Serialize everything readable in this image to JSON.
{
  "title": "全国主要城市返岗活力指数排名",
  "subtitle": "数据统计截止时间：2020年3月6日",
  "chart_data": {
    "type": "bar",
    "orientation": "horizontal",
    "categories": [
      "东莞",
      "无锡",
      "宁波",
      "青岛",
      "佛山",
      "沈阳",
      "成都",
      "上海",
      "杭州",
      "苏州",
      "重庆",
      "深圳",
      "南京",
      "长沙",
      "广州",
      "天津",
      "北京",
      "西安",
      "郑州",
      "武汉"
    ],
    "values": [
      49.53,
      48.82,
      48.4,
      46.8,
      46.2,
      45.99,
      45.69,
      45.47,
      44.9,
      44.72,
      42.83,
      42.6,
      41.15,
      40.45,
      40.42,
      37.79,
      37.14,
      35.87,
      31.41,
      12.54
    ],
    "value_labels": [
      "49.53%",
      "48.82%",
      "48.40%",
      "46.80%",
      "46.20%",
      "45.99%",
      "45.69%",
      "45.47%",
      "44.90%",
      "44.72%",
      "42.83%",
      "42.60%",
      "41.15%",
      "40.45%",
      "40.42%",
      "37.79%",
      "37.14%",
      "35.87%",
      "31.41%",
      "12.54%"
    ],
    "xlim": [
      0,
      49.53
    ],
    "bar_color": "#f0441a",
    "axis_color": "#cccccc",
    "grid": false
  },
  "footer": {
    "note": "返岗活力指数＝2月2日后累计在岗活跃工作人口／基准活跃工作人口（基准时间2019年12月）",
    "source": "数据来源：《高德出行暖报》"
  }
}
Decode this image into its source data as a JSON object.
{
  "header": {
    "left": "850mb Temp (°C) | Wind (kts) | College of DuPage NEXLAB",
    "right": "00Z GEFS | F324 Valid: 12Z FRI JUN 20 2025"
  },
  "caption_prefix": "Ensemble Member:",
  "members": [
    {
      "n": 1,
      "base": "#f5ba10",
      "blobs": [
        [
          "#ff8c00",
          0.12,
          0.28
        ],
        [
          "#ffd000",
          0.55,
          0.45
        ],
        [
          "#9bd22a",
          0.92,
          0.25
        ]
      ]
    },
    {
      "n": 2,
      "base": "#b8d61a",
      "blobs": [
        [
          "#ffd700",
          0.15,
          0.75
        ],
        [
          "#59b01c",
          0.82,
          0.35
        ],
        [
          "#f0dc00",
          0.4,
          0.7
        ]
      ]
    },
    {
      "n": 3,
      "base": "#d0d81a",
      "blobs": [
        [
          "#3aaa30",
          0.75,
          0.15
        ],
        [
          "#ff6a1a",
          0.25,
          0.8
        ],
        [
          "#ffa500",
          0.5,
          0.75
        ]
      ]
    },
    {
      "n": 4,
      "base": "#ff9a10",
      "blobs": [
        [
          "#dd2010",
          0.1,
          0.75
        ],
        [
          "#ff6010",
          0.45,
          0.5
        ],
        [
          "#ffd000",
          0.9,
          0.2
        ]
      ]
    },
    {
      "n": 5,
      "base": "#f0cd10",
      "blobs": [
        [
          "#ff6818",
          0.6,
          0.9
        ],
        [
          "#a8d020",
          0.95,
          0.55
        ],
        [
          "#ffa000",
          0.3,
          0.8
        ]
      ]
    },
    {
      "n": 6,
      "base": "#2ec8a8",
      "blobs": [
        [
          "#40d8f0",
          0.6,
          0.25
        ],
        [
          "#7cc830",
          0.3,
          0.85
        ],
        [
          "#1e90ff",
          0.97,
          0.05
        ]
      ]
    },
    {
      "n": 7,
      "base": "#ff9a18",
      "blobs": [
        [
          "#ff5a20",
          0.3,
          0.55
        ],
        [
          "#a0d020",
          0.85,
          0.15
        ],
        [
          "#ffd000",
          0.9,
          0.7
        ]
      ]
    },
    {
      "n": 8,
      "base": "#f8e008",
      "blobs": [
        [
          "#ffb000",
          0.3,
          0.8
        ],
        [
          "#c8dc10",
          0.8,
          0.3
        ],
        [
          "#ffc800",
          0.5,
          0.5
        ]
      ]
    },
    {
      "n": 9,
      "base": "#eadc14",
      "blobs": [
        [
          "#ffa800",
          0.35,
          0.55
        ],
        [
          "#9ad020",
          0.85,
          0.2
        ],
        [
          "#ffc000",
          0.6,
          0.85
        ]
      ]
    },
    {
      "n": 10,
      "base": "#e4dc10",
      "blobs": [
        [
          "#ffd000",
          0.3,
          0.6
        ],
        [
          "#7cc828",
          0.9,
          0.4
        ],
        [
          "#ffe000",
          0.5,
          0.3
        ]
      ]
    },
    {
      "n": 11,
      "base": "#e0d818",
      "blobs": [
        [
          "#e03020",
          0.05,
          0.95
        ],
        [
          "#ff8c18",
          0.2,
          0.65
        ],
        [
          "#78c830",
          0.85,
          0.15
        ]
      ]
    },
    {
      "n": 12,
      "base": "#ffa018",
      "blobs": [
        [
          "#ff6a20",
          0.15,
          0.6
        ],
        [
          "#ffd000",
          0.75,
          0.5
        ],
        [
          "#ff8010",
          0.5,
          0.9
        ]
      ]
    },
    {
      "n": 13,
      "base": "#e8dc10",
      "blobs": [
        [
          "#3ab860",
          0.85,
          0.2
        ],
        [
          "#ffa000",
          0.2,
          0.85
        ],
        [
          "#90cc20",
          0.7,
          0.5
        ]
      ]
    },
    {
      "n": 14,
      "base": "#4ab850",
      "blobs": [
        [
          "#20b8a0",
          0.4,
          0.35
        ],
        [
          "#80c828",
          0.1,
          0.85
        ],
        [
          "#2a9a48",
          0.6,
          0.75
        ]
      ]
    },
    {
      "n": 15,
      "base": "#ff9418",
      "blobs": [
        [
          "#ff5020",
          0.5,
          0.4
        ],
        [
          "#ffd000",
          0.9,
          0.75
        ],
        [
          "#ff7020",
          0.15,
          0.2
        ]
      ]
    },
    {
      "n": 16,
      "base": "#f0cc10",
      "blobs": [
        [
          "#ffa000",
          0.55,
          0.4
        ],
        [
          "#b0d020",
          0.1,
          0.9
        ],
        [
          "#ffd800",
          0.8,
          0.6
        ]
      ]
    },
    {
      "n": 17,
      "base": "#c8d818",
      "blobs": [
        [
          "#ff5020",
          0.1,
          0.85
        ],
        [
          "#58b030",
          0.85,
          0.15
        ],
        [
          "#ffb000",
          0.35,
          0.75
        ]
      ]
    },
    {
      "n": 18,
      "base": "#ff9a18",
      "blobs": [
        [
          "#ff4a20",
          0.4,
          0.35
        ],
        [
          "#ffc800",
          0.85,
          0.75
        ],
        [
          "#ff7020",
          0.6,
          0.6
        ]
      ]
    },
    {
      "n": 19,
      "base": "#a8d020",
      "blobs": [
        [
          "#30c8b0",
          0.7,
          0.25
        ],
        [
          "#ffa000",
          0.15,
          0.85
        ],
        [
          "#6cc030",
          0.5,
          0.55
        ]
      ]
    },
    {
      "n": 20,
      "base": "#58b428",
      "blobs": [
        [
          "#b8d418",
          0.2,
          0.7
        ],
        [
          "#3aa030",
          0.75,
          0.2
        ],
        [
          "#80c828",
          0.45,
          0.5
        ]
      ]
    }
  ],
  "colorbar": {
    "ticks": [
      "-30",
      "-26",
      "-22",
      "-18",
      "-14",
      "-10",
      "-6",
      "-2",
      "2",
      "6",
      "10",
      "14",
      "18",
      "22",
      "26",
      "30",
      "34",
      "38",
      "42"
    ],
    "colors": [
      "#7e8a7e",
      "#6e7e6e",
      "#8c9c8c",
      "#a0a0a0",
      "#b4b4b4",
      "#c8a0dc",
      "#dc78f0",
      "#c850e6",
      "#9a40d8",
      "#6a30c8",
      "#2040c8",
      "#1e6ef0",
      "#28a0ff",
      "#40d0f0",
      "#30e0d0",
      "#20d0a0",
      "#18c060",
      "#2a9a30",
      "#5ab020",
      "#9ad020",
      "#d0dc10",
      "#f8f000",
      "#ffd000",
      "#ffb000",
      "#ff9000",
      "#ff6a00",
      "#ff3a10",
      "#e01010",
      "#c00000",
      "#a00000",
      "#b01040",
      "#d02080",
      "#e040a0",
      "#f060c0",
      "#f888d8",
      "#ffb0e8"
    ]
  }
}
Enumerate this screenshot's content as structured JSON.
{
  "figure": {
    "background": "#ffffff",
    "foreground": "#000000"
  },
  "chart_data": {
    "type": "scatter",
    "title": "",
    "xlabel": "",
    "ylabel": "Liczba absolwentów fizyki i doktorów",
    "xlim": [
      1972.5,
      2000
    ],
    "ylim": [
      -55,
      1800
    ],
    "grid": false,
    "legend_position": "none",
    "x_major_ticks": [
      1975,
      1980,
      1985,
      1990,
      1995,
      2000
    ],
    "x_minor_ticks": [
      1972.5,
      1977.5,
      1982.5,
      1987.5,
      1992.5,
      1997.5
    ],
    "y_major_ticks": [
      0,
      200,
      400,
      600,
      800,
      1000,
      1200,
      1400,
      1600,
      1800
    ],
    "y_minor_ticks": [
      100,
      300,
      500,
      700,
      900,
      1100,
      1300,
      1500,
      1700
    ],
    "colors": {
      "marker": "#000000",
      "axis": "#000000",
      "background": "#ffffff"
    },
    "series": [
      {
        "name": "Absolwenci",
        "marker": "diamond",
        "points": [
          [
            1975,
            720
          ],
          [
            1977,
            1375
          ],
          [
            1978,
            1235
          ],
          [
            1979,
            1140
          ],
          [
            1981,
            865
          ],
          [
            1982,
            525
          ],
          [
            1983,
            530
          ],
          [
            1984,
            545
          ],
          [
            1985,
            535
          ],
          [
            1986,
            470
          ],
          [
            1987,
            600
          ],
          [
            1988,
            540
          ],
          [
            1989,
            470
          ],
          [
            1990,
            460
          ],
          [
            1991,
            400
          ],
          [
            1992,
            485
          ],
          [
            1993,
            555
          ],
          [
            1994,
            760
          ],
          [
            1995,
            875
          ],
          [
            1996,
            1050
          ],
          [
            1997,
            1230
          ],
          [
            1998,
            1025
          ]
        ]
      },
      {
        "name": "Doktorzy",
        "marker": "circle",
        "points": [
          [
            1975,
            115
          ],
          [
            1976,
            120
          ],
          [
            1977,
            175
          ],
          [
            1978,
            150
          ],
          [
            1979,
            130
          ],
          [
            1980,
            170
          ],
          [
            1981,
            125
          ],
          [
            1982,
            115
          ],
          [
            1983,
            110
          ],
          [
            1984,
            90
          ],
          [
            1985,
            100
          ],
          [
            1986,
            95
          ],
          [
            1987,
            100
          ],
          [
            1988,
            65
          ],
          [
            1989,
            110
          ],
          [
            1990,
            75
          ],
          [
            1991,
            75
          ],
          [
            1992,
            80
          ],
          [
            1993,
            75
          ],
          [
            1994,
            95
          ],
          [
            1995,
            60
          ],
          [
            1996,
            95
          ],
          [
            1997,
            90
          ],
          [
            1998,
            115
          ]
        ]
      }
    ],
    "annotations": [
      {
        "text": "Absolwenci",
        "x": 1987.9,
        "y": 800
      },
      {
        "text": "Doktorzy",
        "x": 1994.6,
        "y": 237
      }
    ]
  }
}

------------------------------------------------------------------------

> _PROBLEM DESCRIPTION_: Pick out, from the lines above, every one that contains the string "source".

> _SOLUTION TO THE PROBLEM_:
    "source": "数据来源：《高德出行暖报》"
Decode this image into its source data as a JSON object.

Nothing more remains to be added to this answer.